**Written request**
Return every record exactly as written.

**Data entries**
== == ==

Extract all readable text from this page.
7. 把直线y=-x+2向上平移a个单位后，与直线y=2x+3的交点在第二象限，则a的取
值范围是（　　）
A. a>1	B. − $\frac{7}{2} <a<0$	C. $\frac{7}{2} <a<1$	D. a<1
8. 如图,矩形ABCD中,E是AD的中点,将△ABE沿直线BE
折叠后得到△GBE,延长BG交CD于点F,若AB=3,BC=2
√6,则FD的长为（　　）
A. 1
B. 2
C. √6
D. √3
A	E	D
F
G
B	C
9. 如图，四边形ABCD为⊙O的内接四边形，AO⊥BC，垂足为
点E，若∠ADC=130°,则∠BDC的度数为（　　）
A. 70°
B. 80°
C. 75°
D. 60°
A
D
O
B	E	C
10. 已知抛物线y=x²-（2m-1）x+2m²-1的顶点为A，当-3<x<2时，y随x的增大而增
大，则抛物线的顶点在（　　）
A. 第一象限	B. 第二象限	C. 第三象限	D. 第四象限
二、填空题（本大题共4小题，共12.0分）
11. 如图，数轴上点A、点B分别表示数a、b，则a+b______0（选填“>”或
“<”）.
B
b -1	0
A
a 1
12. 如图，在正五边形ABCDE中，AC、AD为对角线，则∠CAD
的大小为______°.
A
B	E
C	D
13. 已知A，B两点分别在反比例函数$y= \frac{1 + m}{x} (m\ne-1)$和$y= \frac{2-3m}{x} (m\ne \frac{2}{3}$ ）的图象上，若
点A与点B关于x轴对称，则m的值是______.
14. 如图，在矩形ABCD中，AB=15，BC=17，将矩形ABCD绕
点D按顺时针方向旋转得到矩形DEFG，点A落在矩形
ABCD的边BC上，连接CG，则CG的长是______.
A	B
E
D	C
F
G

== == ==

**Output for this exercise**
Extract all readable text from this page.
7. 把直线y=-x+2向上平移a个单位后，与直线y=2x+3的交点在第二象限，则a的取
值范围是（　　）
A. a>1	B. − $\frac{7}{2} <a<0$	C. $\frac{7}{2} <a<1$	D. a<1
8. 如图,矩形ABCD中,E是AD的中点,将△ABE沿直线BE
折叠后得到△GBE,延长BG交CD于点F,若AB=3,BC=2
√6,则FD的长为（　　）
A. 1
B. 2
C. √6
D. √3
A	E	D
F
G
B	C
9. 如图，四边形ABCD为⊙O的内接四边形，AO⊥BC，垂足为
点E，若∠ADC=130°,则∠BDC的度数为（　　）
A. 70°
B. 80°
C. 75°
D. 60°
A
D
O
B	E	C
10. 已知抛物线y=x²-（2m-1）x+2m²-1的顶点为A，当-3<x<2时，y随x的增大而增
大，则抛物线的顶点在（　　）
A. 第一象限	B. 第二象限	C. 第三象限	D. 第四象限
二、填空题（本大题共4小题，共12.0分）
11. 如图，数轴上点A、点B分别表示数a、b，则a+b______0（选填“>”或
“<”）.
B
b -1	0
A
a 1
12. 如图，在正五边形ABCDE中，AC、AD为对角线，则∠CAD
的大小为______°.
A
B	E
C	D
13. 已知A，B两点分别在反比例函数$y= \frac{1 + m}{x} (m\ne-1)$和$y= \frac{2-3m}{x} (m\ne \frac{2}{3}$ ）的图象上，若
点A与点B关于x轴对称，则m的值是______.
14. 如图，在矩形ABCD中，AB=15，BC=17，将矩形ABCD绕
点D按顺时针方向旋转得到矩形DEFG，点A落在矩形
ABCD的边BC上，连接CG，则CG的长是______.
A	B
E
D	C
F
G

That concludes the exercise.